What to do →
From the listing below, extract each entry exactly as written, minus the images.

◇ ◇ ◇ ◇ ◇

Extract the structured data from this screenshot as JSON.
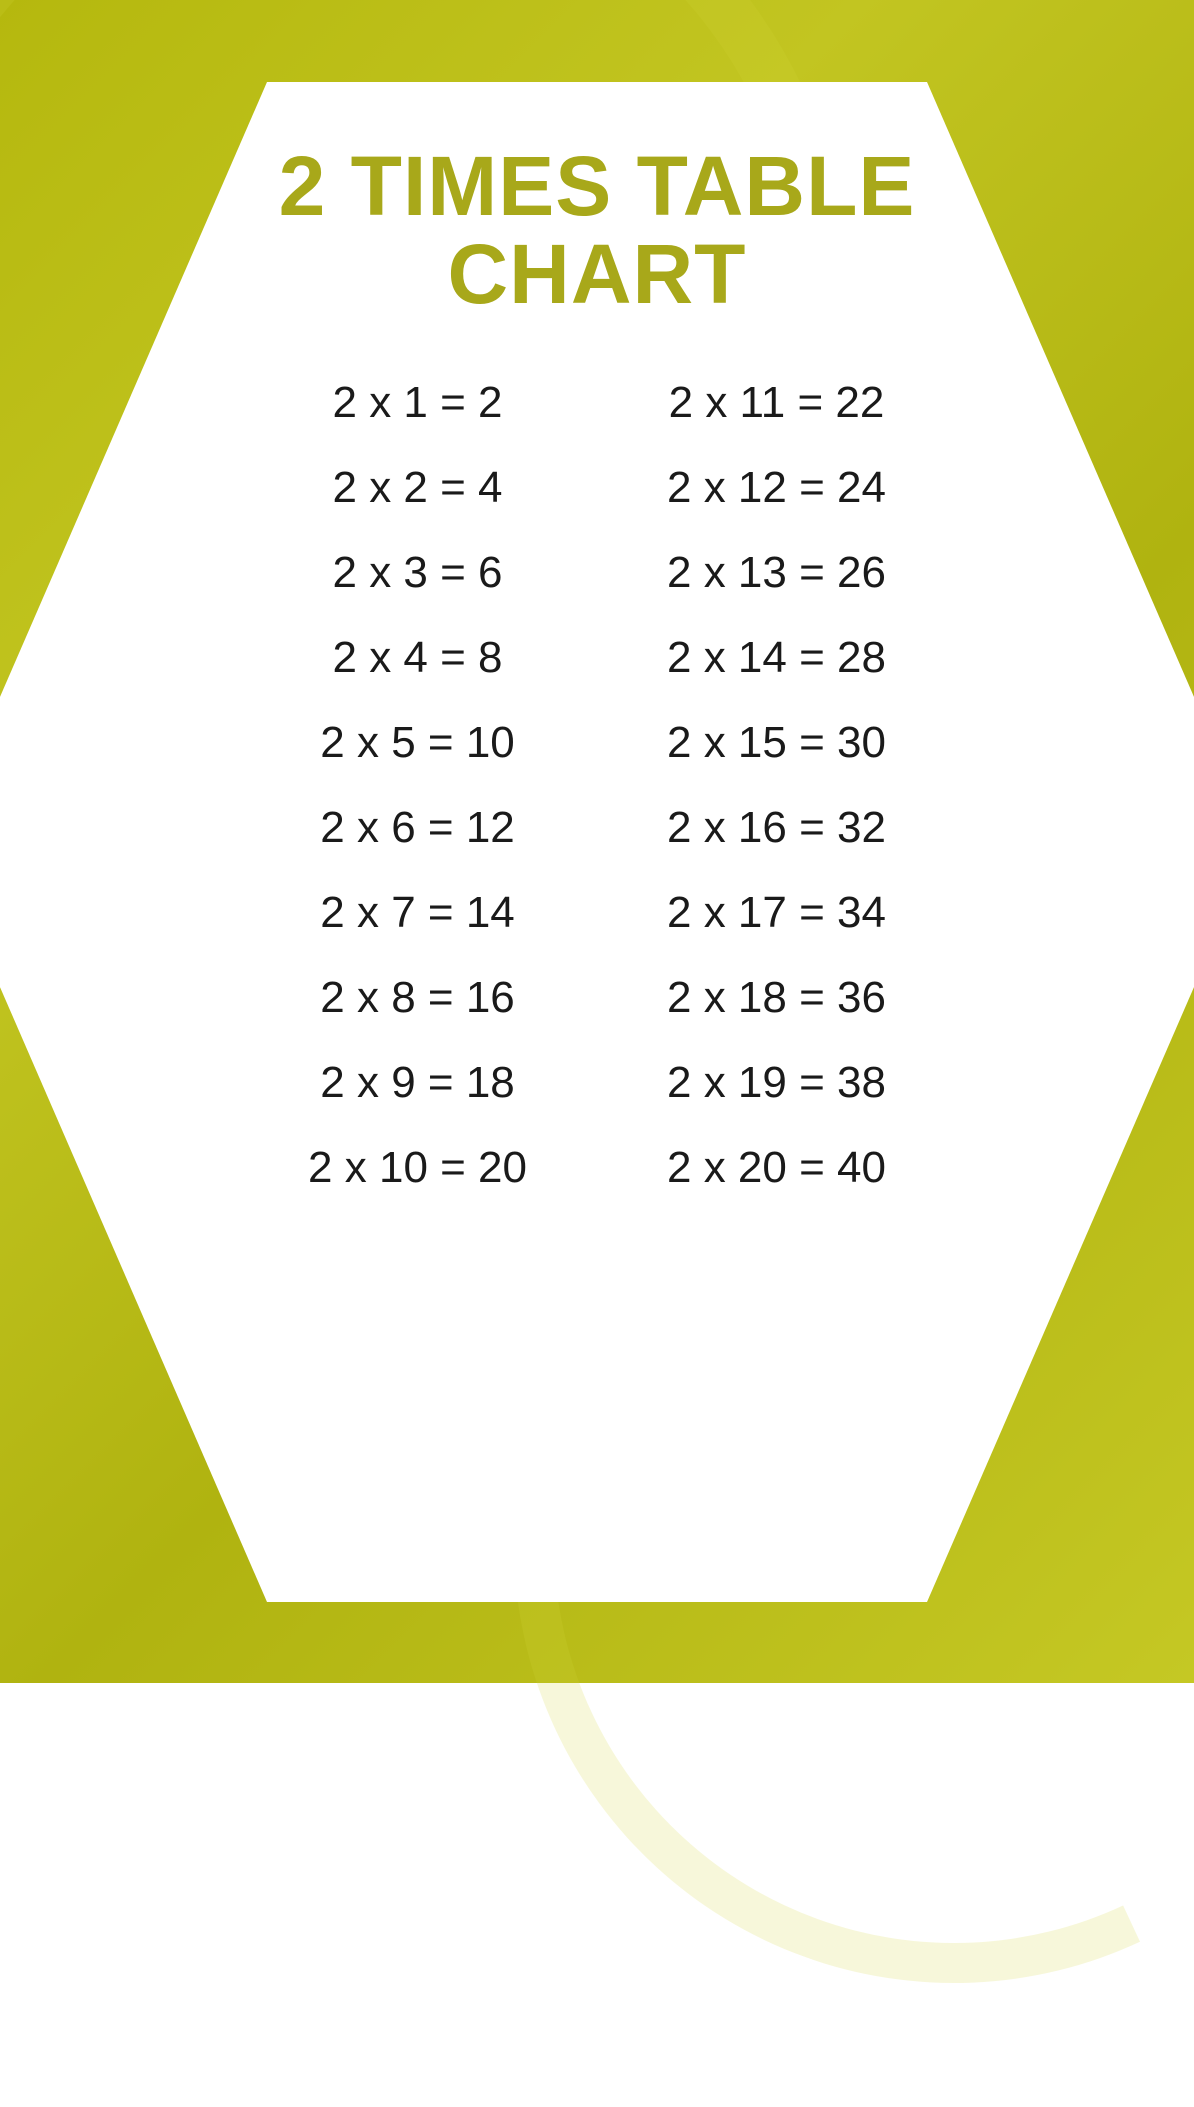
{
  "title_line1": "2 TIMES TABLE",
  "title_line2": "CHART",
  "title_color": "#a8a81a",
  "background_color_start": "#b5b80e",
  "background_color_end": "#c5c824",
  "hexagon_color": "#ffffff",
  "text_color": "#1a1a1a",
  "title_fontsize": 84,
  "equation_fontsize": 44,
  "type": "table",
  "multiplier": 2,
  "left_column": [
    "2 x 1 = 2",
    "2 x 2 = 4",
    "2 x 3 = 6",
    "2 x 4 = 8",
    "2 x 5 = 10",
    "2 x 6 = 12",
    "2 x 7 = 14",
    "2 x 8 = 16",
    "2 x 9 = 18",
    "2 x 10 = 20"
  ],
  "right_column": [
    "2 x 11 = 22",
    "2 x 12 = 24",
    "2 x 13 = 26",
    "2 x 14 = 28",
    "2 x 15 = 30",
    "2 x 16 = 32",
    "2 x 17 = 34",
    "2 x 18 = 36",
    "2 x 19 = 38",
    "2 x 20 = 40"
  ]
}
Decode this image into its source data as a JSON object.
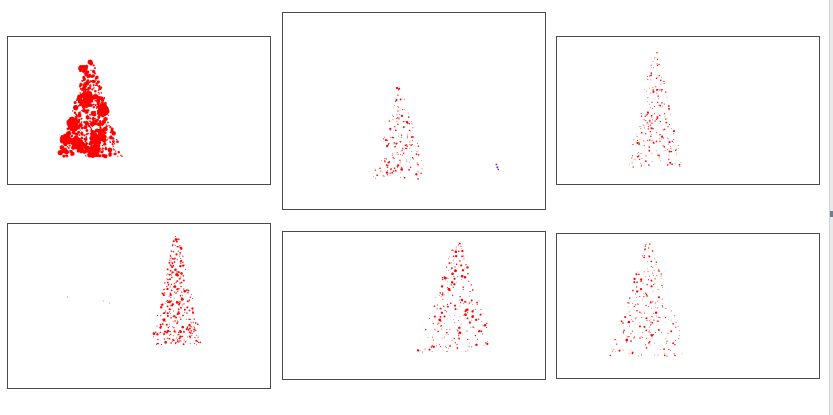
{
  "colors": {
    "background": "#ffffff",
    "panel_border": "#4a4a4a",
    "dots": "#ff0000",
    "accent_dot": "#2a3cff",
    "edge_strip": "#e9e9e9"
  },
  "panels": [
    {
      "name": "panel-top-left",
      "dense": true
    },
    {
      "name": "panel-top-middle",
      "dense": false,
      "extra_blue_mark": true
    },
    {
      "name": "panel-top-right",
      "dense": false
    },
    {
      "name": "panel-bottom-left",
      "dense": false,
      "medium": true
    },
    {
      "name": "panel-bottom-middle",
      "dense": false
    },
    {
      "name": "panel-bottom-right",
      "dense": false
    }
  ]
}
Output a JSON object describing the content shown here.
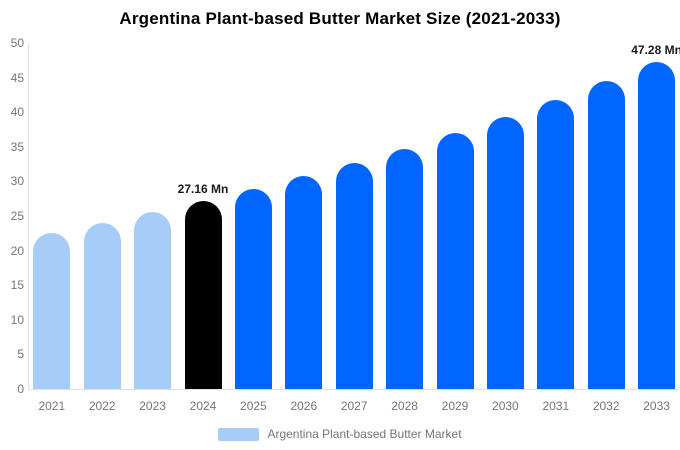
{
  "title": "Argentina Plant-based Butter Market Size (2021-2033)",
  "colors": {
    "background": "#ffffff",
    "title_text": "#000000",
    "tick_text": "#757575",
    "axis_line": "#e0e0e0",
    "value_label_text": "#1a1a1a"
  },
  "legend": {
    "label": "Argentina Plant-based Butter Market",
    "swatch_color": "#a5cdf8"
  },
  "chart_data": {
    "type": "bar",
    "title": "Argentina Plant-based Butter Market Size (2021-2033)",
    "xlabel": "",
    "ylabel": "",
    "unit": "Mn",
    "categories": [
      "2021",
      "2022",
      "2023",
      "2024",
      "2025",
      "2026",
      "2027",
      "2028",
      "2029",
      "2030",
      "2031",
      "2032",
      "2033"
    ],
    "values": [
      22.58,
      24.02,
      25.54,
      27.16,
      28.89,
      30.72,
      32.67,
      34.75,
      36.95,
      39.3,
      41.79,
      44.45,
      47.28
    ],
    "value_labels": [
      "",
      "",
      "",
      "27.16 Mn",
      "",
      "",
      "",
      "",
      "",
      "",
      "",
      "",
      "47.28 Mn"
    ],
    "bar_color_keys": [
      "historical",
      "historical",
      "historical",
      "base_year",
      "forecast",
      "forecast",
      "forecast",
      "forecast",
      "forecast",
      "forecast",
      "forecast",
      "forecast",
      "forecast"
    ],
    "palette": {
      "historical": "#a5cdf8",
      "base_year": "#000000",
      "forecast": "#0066ff"
    },
    "ylim": [
      0,
      50
    ],
    "yticks": [
      0,
      5,
      10,
      15,
      20,
      25,
      30,
      35,
      40,
      45,
      50
    ],
    "grid": false,
    "legend_position": "bottom",
    "legend_entries": [
      "Argentina Plant-based Butter Market"
    ]
  }
}
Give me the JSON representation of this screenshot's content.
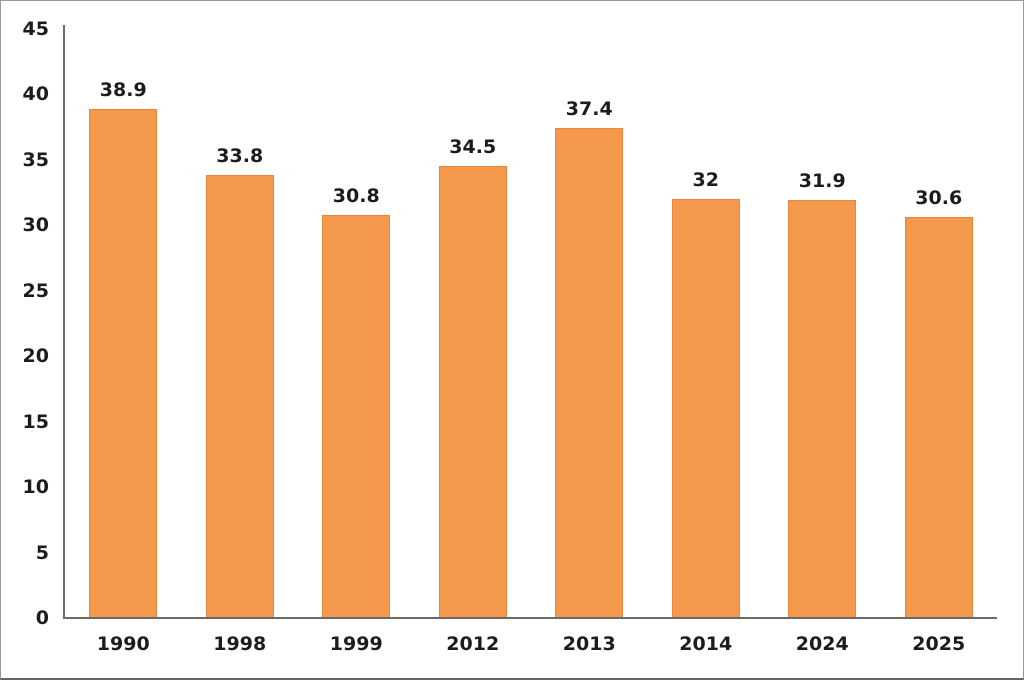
{
  "chart_data": {
    "type": "bar",
    "title": "",
    "xlabel": "",
    "ylabel": "",
    "categories": [
      "1990",
      "1998",
      "1999",
      "2012",
      "2013",
      "2014",
      "2024",
      "2025"
    ],
    "values": [
      38.9,
      33.8,
      30.8,
      34.5,
      37.4,
      32,
      31.9,
      30.6
    ],
    "value_labels": [
      "38.9",
      "33.8",
      "30.8",
      "34.5",
      "37.4",
      "32",
      "31.9",
      "30.6"
    ],
    "ylim": [
      0,
      45
    ],
    "yticks": [
      0,
      5,
      10,
      15,
      20,
      25,
      30,
      35,
      40,
      45
    ],
    "grid": false,
    "legend": null,
    "colors": {
      "bar_fill": "#F4984C",
      "bar_border": "#E8863C",
      "axis_line": "#6A6A6A",
      "text": "#1C1C1C",
      "background": "#FFFFFF",
      "frame_border": "#9A9A9A"
    }
  }
}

◇ ◇ ◇ ◇ ◇

Answer to the problem →
Extract the structured data from this screenshot as JSON.
{
  "title_line1": "2 TIMES TABLE",
  "title_line2": "CHART",
  "title_color": "#a8a81a",
  "background_color_start": "#b5b80e",
  "background_color_end": "#c5c824",
  "hexagon_color": "#ffffff",
  "text_color": "#1a1a1a",
  "title_fontsize": 84,
  "equation_fontsize": 44,
  "type": "table",
  "multiplier": 2,
  "left_column": [
    "2 x 1 = 2",
    "2 x 2 = 4",
    "2 x 3 = 6",
    "2 x 4 = 8",
    "2 x 5 = 10",
    "2 x 6 = 12",
    "2 x 7 = 14",
    "2 x 8 = 16",
    "2 x 9 = 18",
    "2 x 10 = 20"
  ],
  "right_column": [
    "2 x 11 = 22",
    "2 x 12 = 24",
    "2 x 13 = 26",
    "2 x 14 = 28",
    "2 x 15 = 30",
    "2 x 16 = 32",
    "2 x 17 = 34",
    "2 x 18 = 36",
    "2 x 19 = 38",
    "2 x 20 = 40"
  ]
}
Decode this image into its source data as a JSON object.
{
  "colors": {
    "background": "#ffffff",
    "panel_border": "#4a4a4a",
    "dots": "#ff0000",
    "accent_dot": "#2a3cff",
    "edge_strip": "#e9e9e9"
  },
  "panels": [
    {
      "name": "panel-top-left",
      "dense": true
    },
    {
      "name": "panel-top-middle",
      "dense": false,
      "extra_blue_mark": true
    },
    {
      "name": "panel-top-right",
      "dense": false
    },
    {
      "name": "panel-bottom-left",
      "dense": false,
      "medium": true
    },
    {
      "name": "panel-bottom-middle",
      "dense": false
    },
    {
      "name": "panel-bottom-right",
      "dense": false
    }
  ]
}
Output a JSON object describing the content shown here.
{
  "title": "Argentina Plant-based Butter Market Size (2021-2033)",
  "colors": {
    "background": "#ffffff",
    "title_text": "#000000",
    "tick_text": "#757575",
    "axis_line": "#e0e0e0",
    "value_label_text": "#1a1a1a"
  },
  "legend": {
    "label": "Argentina Plant-based Butter Market",
    "swatch_color": "#a5cdf8"
  },
  "chart_data": {
    "type": "bar",
    "title": "Argentina Plant-based Butter Market Size (2021-2033)",
    "xlabel": "",
    "ylabel": "",
    "unit": "Mn",
    "categories": [
      "2021",
      "2022",
      "2023",
      "2024",
      "2025",
      "2026",
      "2027",
      "2028",
      "2029",
      "2030",
      "2031",
      "2032",
      "2033"
    ],
    "values": [
      22.58,
      24.02,
      25.54,
      27.16,
      28.89,
      30.72,
      32.67,
      34.75,
      36.95,
      39.3,
      41.79,
      44.45,
      47.28
    ],
    "value_labels": [
      "",
      "",
      "",
      "27.16 Mn",
      "",
      "",
      "",
      "",
      "",
      "",
      "",
      "",
      "47.28 Mn"
    ],
    "bar_color_keys": [
      "historical",
      "historical",
      "historical",
      "base_year",
      "forecast",
      "forecast",
      "forecast",
      "forecast",
      "forecast",
      "forecast",
      "forecast",
      "forecast",
      "forecast"
    ],
    "palette": {
      "historical": "#a5cdf8",
      "base_year": "#000000",
      "forecast": "#0066ff"
    },
    "ylim": [
      0,
      50
    ],
    "yticks": [
      0,
      5,
      10,
      15,
      20,
      25,
      30,
      35,
      40,
      45,
      50
    ],
    "grid": false,
    "legend_position": "bottom",
    "legend_entries": [
      "Argentina Plant-based Butter Market"
    ]
  }
}
Give me the JSON representation of this screenshot's content.
{
  "chart_data": {
    "type": "bar",
    "title": "",
    "xlabel": "",
    "ylabel": "",
    "categories": [
      "1990",
      "1998",
      "1999",
      "2012",
      "2013",
      "2014",
      "2024",
      "2025"
    ],
    "values": [
      38.9,
      33.8,
      30.8,
      34.5,
      37.4,
      32,
      31.9,
      30.6
    ],
    "value_labels": [
      "38.9",
      "33.8",
      "30.8",
      "34.5",
      "37.4",
      "32",
      "31.9",
      "30.6"
    ],
    "ylim": [
      0,
      45
    ],
    "yticks": [
      0,
      5,
      10,
      15,
      20,
      25,
      30,
      35,
      40,
      45
    ],
    "grid": false,
    "legend": null,
    "colors": {
      "bar_fill": "#F4984C",
      "bar_border": "#E8863C",
      "axis_line": "#6A6A6A",
      "text": "#1C1C1C",
      "background": "#FFFFFF",
      "frame_border": "#9A9A9A"
    }
  }
}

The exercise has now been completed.